**DIRECTIONS FOR THIS TASK**
Return the whole listing, keeping every character the same.

**RECORDS PROVIDED**

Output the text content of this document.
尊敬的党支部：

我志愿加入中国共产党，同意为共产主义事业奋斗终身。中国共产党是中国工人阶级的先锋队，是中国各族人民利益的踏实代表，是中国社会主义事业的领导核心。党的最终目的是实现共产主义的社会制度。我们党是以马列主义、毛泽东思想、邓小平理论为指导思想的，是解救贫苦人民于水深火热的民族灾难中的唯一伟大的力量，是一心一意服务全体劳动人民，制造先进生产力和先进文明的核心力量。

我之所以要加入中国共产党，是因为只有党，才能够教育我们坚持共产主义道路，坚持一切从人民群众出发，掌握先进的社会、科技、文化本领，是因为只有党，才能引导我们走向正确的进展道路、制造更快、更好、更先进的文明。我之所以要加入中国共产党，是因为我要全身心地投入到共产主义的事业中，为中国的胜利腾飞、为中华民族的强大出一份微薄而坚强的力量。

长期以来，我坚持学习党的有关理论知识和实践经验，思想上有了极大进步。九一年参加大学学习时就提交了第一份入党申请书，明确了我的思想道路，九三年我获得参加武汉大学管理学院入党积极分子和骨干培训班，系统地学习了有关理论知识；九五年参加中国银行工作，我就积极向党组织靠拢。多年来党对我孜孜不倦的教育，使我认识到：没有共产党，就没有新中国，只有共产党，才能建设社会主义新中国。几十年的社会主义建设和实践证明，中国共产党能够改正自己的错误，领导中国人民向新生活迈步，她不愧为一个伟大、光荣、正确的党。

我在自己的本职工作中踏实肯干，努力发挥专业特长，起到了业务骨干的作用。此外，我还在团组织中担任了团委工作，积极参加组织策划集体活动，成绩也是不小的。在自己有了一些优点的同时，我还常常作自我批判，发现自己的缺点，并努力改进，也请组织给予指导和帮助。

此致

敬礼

**THE ANSWER**
Output the text content of this document.
尊敬的党支部：

我志愿加入中国共产党，同意为共产主义事业奋斗终身。中国共产党是中国工人阶级的先锋队，是中国各族人民利益的踏实代表，是中国社会主义事业的领导核心。党的最终目的是实现共产主义的社会制度。我们党是以马列主义、毛泽东思想、邓小平理论为指导思想的，是解救贫苦人民于水深火热的民族灾难中的唯一伟大的力量，是一心一意服务全体劳动人民，制造先进生产力和先进文明的核心力量。

我之所以要加入中国共产党，是因为只有党，才能够教育我们坚持共产主义道路，坚持一切从人民群众出发，掌握先进的社会、科技、文化本领，是因为只有党，才能引导我们走向正确的进展道路、制造更快、更好、更先进的文明。我之所以要加入中国共产党，是因为我要全身心地投入到共产主义的事业中，为中国的胜利腾飞、为中华民族的强大出一份微薄而坚强的力量。

长期以来，我坚持学习党的有关理论知识和实践经验，思想上有了极大进步。九一年参加大学学习时就提交了第一份入党申请书，明确了我的思想道路，九三年我获得参加武汉大学管理学院入党积极分子和骨干培训班，系统地学习了有关理论知识；九五年参加中国银行工作，我就积极向党组织靠拢。多年来党对我孜孜不倦的教育，使我认识到：没有共产党，就没有新中国，只有共产党，才能建设社会主义新中国。几十年的社会主义建设和实践证明，中国共产党能够改正自己的错误，领导中国人民向新生活迈步，她不愧为一个伟大、光荣、正确的党。

我在自己的本职工作中踏实肯干，努力发挥专业特长，起到了业务骨干的作用。此外，我还在团组织中担任了团委工作，积极参加组织策划集体活动，成绩也是不小的。在自己有了一些优点的同时，我还常常作自我批判，发现自己的缺点，并努力改进，也请组织给予指导和帮助。

此致

敬礼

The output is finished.